--- Extrait du document ---

────

Six grandes associations européennes de cosmétiques bio (BDIH pour l'Allemagne, Bioforum pour la Belgique, Ecocert et Cosmébio pour la France , ICEA pour l'Italie, Soil Association pour l'Angleterre) travaillent à la mise en place d'un cahier des charges plus exigeant et harmonisé sous un nouveau label qui sera lancé en 2010, sous le nom Cosmos ("cosmetic organic standard").
Jusqu'à présent, en l'absence de législation européenne stricte, les consommateurs européens pouvaient de tourner vers plusieurs labels de cosmétiques bio ayant chacun un cahier des charges différent.
En France, on peut trouver par exemple le label "Cosmétique écologique et biologique" de l’organisme de certification Ecocert. Celui-ci définit des produits contenant au moins 95% de matières premières végétales bio et au moins 10% d’ingrédients biologiques sur la totalité du produit fini (l’eau et les minéraux naturels n'entrent pas dans les ingrédients bio).
La charte Cosmébio interdit l’utilisation d’ingrédients issus de la pétrochimie (silicones, parabènes…), et fabriqués à partir d’oxyde d’éthylène, de parfums et colorants synthétiques et d’OGM. Les fabricants doivent publier une liste exhaustive des ingrédients utilisés et leur provenance. Les contrôles sur la composition, l’innocuité, l’efficacité et l’étiquetage des produits cosmétiques sont effectués par la Direction générale de la concurrence, de la consommation et de la répression des fraudes (DGCCRF) et l’Agence française de sécurité sanitaire des produits de santé (Afssaps). 300 entreprises proposent des produits labélisés Cosmebio.
Le futur label Cosmos prévoit de faire passer le pourcentage minimum de matières premières végétales certifiées bio dans un produit cosmétique de 95% à 100%. Pour le produit fini, il devra désormais contenir 20% minimum d’ingrédients biologiques dans sa composition au lieu de 10% pour les produits Cosmebio. Le label enviseage également de contrôler la "traçabilité" des matières premières et d'intégrer l'impact environnental des emballages.
Il devrait être lancé le 1er janvier 2010, avec une période de transition de 3 à 5 ans, pour permettre un temps d'adaptation aux entreprises. Le logo viendra s'ajouter à ceux des marques existantes.

────

--- Jeu de données ---
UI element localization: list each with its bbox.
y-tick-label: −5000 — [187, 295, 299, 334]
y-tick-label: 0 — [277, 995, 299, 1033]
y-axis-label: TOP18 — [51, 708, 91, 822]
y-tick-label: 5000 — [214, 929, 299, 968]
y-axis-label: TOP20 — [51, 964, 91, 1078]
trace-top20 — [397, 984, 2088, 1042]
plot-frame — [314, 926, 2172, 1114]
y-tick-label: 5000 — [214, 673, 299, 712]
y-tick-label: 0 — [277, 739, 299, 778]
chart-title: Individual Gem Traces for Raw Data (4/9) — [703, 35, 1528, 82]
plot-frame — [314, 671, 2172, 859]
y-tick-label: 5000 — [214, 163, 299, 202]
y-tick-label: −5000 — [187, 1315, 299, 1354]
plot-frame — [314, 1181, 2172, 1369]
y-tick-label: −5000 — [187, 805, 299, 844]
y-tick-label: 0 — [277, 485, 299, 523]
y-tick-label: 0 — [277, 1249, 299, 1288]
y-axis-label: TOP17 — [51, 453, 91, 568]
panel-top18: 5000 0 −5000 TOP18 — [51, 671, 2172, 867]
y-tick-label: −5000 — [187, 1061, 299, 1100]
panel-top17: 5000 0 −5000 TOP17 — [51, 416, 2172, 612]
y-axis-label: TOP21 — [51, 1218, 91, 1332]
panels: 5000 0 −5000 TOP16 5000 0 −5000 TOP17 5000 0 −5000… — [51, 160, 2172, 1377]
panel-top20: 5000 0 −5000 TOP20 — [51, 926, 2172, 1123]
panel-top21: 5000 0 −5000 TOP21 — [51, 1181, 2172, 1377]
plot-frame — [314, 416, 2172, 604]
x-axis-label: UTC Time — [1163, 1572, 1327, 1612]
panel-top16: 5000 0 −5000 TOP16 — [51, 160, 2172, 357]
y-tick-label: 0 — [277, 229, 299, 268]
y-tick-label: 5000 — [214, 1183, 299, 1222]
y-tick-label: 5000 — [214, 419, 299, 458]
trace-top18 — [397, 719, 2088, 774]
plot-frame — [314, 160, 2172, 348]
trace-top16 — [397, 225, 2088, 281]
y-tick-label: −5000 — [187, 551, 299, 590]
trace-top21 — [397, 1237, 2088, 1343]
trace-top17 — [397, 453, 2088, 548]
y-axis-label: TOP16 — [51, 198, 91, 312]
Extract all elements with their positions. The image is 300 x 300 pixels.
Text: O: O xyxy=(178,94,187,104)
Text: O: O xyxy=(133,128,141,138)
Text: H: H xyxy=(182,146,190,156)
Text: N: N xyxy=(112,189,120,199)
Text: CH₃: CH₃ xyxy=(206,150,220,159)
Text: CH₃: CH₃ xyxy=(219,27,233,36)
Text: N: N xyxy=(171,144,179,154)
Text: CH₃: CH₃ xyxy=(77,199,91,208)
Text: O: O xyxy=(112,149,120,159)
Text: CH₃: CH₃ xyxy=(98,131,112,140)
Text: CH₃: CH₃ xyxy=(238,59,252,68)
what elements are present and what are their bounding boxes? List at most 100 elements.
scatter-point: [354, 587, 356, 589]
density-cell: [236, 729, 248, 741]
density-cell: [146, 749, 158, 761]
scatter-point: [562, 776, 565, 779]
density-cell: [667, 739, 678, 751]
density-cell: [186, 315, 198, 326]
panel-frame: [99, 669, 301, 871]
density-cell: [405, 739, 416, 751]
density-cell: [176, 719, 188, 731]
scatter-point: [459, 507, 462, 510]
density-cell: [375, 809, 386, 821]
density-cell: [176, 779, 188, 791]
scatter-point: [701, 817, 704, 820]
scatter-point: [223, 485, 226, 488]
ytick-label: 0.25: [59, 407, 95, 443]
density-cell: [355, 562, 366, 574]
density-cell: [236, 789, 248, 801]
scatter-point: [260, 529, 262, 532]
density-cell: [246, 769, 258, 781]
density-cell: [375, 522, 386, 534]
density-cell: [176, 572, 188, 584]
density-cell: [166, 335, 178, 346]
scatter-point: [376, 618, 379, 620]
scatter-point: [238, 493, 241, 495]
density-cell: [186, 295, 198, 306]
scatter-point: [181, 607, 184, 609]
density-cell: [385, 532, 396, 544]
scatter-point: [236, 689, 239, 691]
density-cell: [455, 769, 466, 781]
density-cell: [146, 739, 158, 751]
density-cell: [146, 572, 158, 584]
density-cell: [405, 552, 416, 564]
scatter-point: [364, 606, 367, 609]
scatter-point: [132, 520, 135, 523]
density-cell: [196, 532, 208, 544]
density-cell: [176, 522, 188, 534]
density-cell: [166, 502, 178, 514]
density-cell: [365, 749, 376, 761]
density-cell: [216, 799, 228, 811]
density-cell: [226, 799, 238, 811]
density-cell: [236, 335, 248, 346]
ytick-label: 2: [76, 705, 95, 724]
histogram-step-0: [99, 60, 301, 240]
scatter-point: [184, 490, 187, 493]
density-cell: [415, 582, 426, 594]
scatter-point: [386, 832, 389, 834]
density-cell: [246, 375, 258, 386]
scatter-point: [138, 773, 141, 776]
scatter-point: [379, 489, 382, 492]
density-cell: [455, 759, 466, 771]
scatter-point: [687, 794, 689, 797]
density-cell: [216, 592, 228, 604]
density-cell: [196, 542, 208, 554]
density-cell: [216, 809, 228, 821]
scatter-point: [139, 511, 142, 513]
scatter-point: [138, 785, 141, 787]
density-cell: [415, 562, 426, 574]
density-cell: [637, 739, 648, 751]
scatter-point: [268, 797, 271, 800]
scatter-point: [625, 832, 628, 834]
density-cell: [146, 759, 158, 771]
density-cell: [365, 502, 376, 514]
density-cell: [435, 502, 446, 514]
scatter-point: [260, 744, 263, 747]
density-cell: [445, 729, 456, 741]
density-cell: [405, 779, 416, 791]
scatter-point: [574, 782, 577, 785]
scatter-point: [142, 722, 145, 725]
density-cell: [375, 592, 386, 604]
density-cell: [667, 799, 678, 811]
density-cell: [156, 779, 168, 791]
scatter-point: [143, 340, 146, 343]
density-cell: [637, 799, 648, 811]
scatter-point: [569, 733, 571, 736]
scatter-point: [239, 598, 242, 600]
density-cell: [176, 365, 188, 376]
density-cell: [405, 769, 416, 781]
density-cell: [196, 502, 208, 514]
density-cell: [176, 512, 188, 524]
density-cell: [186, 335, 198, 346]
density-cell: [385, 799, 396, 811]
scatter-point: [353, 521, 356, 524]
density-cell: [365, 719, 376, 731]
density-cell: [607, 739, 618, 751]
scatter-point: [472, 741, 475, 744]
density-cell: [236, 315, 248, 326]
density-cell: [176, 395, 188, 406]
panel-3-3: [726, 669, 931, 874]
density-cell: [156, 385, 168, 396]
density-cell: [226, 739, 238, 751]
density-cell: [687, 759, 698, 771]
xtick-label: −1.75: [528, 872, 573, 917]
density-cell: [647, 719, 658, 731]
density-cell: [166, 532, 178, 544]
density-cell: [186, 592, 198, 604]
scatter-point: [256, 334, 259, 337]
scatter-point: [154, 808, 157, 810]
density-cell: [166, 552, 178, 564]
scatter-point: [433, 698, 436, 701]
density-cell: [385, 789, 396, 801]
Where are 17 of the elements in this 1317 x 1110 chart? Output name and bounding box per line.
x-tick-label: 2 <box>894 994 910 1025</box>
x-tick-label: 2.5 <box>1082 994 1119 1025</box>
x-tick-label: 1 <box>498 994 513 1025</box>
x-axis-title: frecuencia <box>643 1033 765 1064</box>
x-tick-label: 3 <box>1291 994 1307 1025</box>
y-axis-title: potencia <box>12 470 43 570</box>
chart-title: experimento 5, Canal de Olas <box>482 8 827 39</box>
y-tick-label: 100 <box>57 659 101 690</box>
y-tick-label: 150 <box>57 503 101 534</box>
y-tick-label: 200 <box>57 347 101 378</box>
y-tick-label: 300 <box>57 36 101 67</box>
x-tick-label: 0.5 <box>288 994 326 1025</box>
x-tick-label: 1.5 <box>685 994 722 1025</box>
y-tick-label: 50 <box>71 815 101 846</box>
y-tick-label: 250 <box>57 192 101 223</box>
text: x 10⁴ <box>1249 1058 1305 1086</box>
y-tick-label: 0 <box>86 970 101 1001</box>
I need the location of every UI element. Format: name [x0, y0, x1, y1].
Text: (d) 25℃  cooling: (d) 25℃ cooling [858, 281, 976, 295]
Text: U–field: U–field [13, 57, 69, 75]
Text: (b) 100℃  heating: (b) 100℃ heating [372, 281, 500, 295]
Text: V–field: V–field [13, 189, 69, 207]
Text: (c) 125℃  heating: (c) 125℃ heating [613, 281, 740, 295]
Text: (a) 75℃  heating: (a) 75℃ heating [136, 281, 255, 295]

────

--- Consigne A ---
Recopiez le passage de l'extrait qui commence par les mots « Six grandes associations » et s'achève sur « des charges différent. ».
--- Consigne B ---
Les affirmations suivantes concordent-elles avec l'extrait ? Pour chacune, répondez par oui ou par non en citant les mots décisifs.
(i) Le lancement du label Cosmos est prévu le 1er janvier 2010.
(ii) Le label d'Ecocert exige au moins 20 % d'ingrédients biologiques sur la totalité du produit fini.
(iii) Les fabricants doivent indiquer la provenance des ingrédients utilisés.
--- Consigne C ---
Comment se traduit en anglais cette phrase de l'extrait : « Le futur label Cosmos prévoit de faire passer le pourcentage minimum de matières premières végétales certifiées bio dans un produit cosmétique de 95% à 100%. » ?
Les données n'ont aucun rôle à jouer ici.

--- Corrigé détaillé A ---
Six grandes associations européennes de cosmétiques bio (BDIH pour l'Allemagne, Bioforum pour la Belgique, Ecocert et Cosmébio pour la France , ICEA pour l'Italie, Soil Association pour l'Angleterre) travaillent à la mise en place d'un cahier des charges plus exigeant et harmonisé sous un nouveau label qui sera lancé en 2010, sous le nom Cosmos ("cosmetic organic standard").
Jusqu'à présent, en l'absence de législation européenne stricte, les consommateurs européens pouvaient de tourner vers plusieurs labels de cosmétiques bio ayant chacun un cahier des charges différent.

--- Corrigé détaillé B ---
(i) Oui : « Il devrait être lancé le 1er janvier 2010 ».
(ii) Non : « au moins 10% d’ingrédients biologiques sur la totalité du produit fini ».
(iii) Oui : « Les fabricants doivent publier une liste exhaustive des ingrédients utilisés et leur provenance ».

--- Corrigé détaillé C ---
The future Cosmos label plans to raise the minimum percentage of certified organic plant-based raw materials in a cosmetic product from 95% to 100%.